* _Actions to take_
**a)** Translate this sentence from the passage on the Leona Lewis song "Better in Time" into Spanish: "It was written by J. R. Rotem and Andrea Martin and produced by Rotem."
**b)** Continue the passage on the Leona Lewis song "Better in Time" from where it stops.

* _Given passage_
▽

Single by Leona Lewis

from the album Spirit
- A-side: "Footprints in the Sand"
- B-side: "You Bring Me Down"
- Released: 25 February 2008
- Recorded: 2007
- Studio: Chalice (Los Angeles)
- Genre: Pop; R&B;
- Length: 3:53
- Label: Syco; J;
- Songwriters: J. R. Rotem; Andrea Martin;
- Producer: J. R. Rotem

Leona Lewis singles chronology
| "Bleeding Love" (2007) | "Better in Time" / "Footprints in the Sand" (2008) | "Forgive Me" (2008) |

Music video
- "Better in Time" on YouTube

= Better in Time =

2008 song by Leona Lewis

"Better in Time" is a song recorded by English singer Leona Lewis for her debut studio album Spirit (2007). It was written by J. R. Rotem and Andrea Martin and produced by Rotem. Lyrically, the song tells the story of a woman who cannot forget her ex-partner but knows that "it will all get better in time". It was released as the second single from Spirit on 25 February 2008. A few days later, on 10 March 2008, Syco Music and J Records launched it as a physical double A-side single with "Footprints in the Sand", and "You Bring Me Down" as the B-side.

Following generally positive reviews from music critics, "Better in Time" was nominated for the Brit Award for British Single. It peaked at number two on the UK Singles Chart, reaching the top ten in Australia, Canada, Germany, Ireland, Italy and New Zealand, as well as eleven in the United States. It received a platinum certifications in Denmark, New Zealand and the UK, and gold certifications in Australia, Germany and Spain.

△

* _Records supplied_
▽

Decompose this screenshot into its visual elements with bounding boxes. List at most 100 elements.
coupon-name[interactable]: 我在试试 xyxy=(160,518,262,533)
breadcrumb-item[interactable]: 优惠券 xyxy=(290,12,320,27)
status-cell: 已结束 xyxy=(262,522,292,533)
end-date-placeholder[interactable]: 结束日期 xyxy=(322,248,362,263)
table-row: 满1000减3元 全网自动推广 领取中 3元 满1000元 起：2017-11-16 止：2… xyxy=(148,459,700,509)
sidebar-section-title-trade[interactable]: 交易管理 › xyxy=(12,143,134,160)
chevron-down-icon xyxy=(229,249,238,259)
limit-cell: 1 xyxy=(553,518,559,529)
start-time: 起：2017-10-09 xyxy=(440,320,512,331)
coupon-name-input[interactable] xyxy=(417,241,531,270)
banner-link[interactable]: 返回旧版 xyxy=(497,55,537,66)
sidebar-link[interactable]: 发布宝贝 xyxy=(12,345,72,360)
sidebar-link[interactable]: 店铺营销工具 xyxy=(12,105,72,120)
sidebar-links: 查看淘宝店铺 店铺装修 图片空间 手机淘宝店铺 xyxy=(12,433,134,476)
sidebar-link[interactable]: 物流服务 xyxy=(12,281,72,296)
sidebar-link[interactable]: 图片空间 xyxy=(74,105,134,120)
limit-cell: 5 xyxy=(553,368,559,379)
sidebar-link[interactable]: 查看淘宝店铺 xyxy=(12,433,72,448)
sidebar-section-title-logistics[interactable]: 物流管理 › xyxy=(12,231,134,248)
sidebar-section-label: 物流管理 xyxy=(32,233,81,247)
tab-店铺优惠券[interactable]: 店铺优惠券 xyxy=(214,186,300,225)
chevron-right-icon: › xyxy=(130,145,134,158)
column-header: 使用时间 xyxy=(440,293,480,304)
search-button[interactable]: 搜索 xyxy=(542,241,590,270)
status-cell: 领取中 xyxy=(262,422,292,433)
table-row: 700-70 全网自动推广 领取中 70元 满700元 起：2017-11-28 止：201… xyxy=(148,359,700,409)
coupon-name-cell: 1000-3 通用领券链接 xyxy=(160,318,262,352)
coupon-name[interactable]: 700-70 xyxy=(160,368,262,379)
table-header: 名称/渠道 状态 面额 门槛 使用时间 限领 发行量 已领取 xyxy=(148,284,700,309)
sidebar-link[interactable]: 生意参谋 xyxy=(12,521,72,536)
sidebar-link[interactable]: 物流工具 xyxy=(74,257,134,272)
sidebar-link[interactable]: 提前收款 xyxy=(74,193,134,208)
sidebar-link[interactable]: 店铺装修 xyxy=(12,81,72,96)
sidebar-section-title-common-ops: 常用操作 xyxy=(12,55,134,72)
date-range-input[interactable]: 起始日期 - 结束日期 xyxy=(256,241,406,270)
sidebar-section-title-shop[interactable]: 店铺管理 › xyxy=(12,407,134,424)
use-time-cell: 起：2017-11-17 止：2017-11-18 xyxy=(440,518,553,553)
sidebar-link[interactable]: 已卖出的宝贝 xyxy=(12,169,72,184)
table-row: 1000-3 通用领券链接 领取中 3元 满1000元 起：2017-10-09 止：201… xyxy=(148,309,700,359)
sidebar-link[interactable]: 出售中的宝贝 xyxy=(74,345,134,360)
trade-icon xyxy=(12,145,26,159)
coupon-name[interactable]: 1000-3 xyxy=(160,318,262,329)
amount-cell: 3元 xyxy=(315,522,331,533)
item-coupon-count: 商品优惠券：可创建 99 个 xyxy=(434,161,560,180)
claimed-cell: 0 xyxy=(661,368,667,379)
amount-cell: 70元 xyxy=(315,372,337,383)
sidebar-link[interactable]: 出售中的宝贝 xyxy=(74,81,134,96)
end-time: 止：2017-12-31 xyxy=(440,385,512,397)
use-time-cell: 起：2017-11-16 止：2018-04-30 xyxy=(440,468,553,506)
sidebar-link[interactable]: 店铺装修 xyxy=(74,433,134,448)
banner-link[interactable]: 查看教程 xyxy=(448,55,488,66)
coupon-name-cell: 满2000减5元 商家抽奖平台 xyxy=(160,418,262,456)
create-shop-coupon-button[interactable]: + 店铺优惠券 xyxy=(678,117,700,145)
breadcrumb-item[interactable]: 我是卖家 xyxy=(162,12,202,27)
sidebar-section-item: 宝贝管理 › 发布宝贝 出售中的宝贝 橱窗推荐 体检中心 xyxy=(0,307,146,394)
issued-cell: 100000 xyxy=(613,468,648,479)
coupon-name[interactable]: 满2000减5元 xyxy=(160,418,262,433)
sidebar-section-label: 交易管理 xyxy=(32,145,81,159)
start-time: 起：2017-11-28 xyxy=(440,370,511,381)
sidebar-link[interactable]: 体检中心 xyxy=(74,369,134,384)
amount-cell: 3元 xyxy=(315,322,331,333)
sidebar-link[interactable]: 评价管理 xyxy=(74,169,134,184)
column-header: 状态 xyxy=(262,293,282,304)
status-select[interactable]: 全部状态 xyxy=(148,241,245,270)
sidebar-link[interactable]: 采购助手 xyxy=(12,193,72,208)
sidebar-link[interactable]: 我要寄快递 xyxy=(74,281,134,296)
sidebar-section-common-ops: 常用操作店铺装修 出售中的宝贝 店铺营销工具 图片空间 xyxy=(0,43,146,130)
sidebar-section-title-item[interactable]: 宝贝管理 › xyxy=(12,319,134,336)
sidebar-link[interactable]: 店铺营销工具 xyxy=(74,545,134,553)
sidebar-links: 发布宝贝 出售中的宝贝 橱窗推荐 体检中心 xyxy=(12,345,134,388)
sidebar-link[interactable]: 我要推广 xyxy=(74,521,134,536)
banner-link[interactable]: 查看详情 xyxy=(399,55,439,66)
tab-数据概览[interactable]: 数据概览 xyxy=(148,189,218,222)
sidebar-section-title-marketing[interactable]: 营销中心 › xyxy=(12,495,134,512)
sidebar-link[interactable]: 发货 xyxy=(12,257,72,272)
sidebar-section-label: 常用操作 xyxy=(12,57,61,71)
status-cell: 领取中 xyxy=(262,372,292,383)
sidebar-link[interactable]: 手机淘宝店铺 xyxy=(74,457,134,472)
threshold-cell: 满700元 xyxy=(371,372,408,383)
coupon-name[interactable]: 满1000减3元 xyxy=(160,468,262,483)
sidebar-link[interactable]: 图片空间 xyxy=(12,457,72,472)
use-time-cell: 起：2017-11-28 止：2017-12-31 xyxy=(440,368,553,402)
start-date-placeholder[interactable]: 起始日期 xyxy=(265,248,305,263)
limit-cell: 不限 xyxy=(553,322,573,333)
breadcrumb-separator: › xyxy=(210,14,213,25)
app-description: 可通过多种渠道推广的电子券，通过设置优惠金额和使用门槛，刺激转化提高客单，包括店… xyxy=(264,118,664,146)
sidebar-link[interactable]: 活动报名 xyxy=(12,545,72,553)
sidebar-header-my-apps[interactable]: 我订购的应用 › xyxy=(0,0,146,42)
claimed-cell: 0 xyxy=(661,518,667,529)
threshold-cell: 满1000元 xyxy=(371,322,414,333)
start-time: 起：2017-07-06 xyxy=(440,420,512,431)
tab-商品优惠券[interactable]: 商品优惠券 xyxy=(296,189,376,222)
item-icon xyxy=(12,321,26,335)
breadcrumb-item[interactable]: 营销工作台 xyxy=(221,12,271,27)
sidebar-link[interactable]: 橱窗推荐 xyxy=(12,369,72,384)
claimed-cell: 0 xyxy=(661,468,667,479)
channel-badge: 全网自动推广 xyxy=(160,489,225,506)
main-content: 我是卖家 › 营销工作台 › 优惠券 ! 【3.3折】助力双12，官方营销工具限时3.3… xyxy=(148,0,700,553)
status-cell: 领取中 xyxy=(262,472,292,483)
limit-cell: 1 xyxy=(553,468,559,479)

△

* _Answers by item number_
**a)** Fue escrita por J. R. Rotem y Andrea Martin y producida por Rotem.

**b)**
Lewis promoted "Better in Time" on several live television programmes, such as Good Morning America, Live with Regis and Kelly, and the 2008 American Music Awards. It was also included on the set lists of her concert tours The Labyrinth (2010), Glassheart (2013) and I Am (2016). The song's accompanying music video was directed by Sophie Muller at the Hampton Court House School in London in February 2008, and shows Lewis performing in front of various photographic set-ups and behind-the-scenes events.

==Composition and release==

"Better in Time" is a pop and R&B ballad, written in common time, composed at a moderate tempo of eighty beats per minute, in the key of G flat major, with a vocal range spanning from C_{4} to the note of B_{5}. The song has a sequence of G–Bm–Em–G/D–C as its chord progression. Lyrically the track talks about someone who cannot forget her ex-partner, and at the end the protagonist knows that "it will all get better in time".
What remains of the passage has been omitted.